━━ Given data ━━
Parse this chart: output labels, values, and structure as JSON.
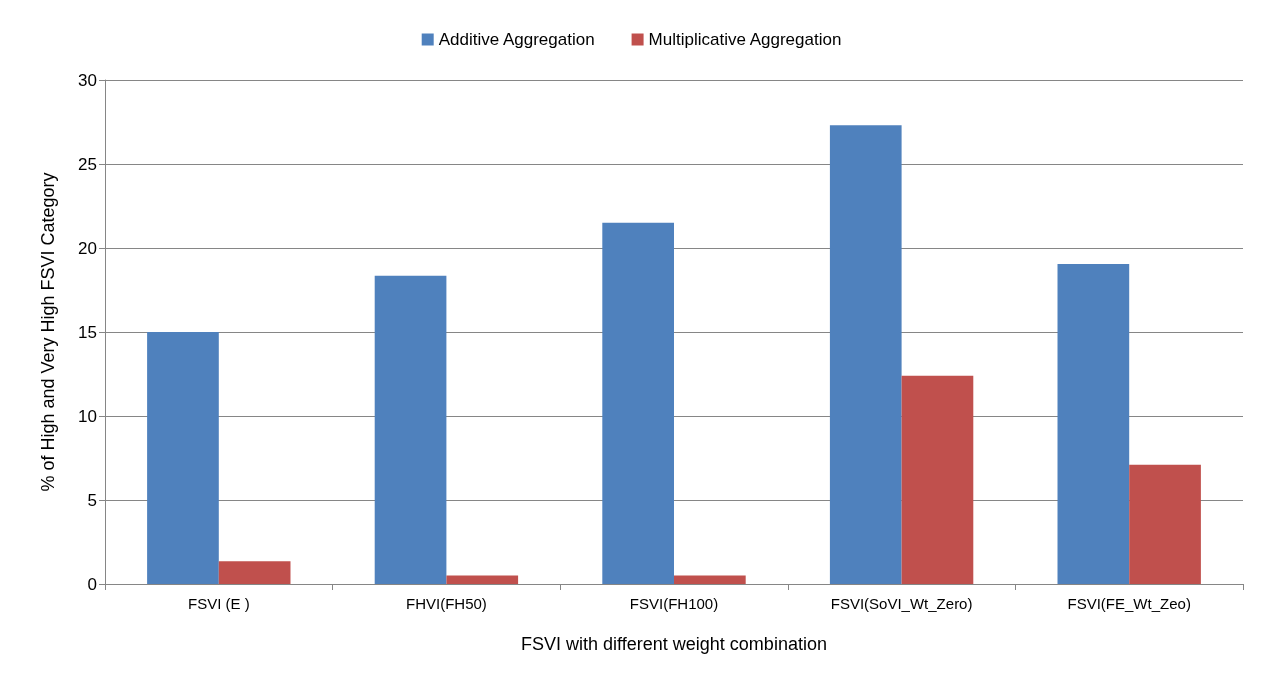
{
  "chart_data": {
    "type": "bar",
    "xlabel": "FSVI with different weight combination",
    "ylabel": "% of High and Very High FSVI Category",
    "categories": [
      "FSVI (E )",
      "FHVI(FH50)",
      "FSVI(FH100)",
      "FSVI(SoVI_Wt_Zero)",
      "FSVI(FE_Wt_Zeo)"
    ],
    "series": [
      {
        "name": "Additive Aggregation",
        "color": "#4f81bd",
        "values": [
          15.0,
          18.35,
          21.5,
          27.3,
          19.05
        ]
      },
      {
        "name": "Multiplicative Aggregation",
        "color": "#c0504d",
        "values": [
          1.35,
          0.5,
          0.5,
          12.4,
          7.1
        ]
      }
    ],
    "ylim": [
      0,
      30
    ],
    "yticks": [
      0,
      5,
      10,
      15,
      20,
      25,
      30
    ],
    "grid": "y",
    "legend": "top"
  }
}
━━━
§ **Instructions for the task**: Copy each line in full and exactly, omitting any picture.

§ **Output of the task**:
Parse this chart: output labels, values, and structure as JSON.
{
  "chart_data": {
    "type": "bar",
    "xlabel": "FSVI with different weight combination",
    "ylabel": "% of High and Very High FSVI Category",
    "categories": [
      "FSVI (E )",
      "FHVI(FH50)",
      "FSVI(FH100)",
      "FSVI(SoVI_Wt_Zero)",
      "FSVI(FE_Wt_Zeo)"
    ],
    "series": [
      {
        "name": "Additive Aggregation",
        "color": "#4f81bd",
        "values": [
          15.0,
          18.35,
          21.5,
          27.3,
          19.05
        ]
      },
      {
        "name": "Multiplicative Aggregation",
        "color": "#c0504d",
        "values": [
          1.35,
          0.5,
          0.5,
          12.4,
          7.1
        ]
      }
    ],
    "ylim": [
      0,
      30
    ],
    "yticks": [
      0,
      5,
      10,
      15,
      20,
      25,
      30
    ],
    "grid": "y",
    "legend": "top"
  }
}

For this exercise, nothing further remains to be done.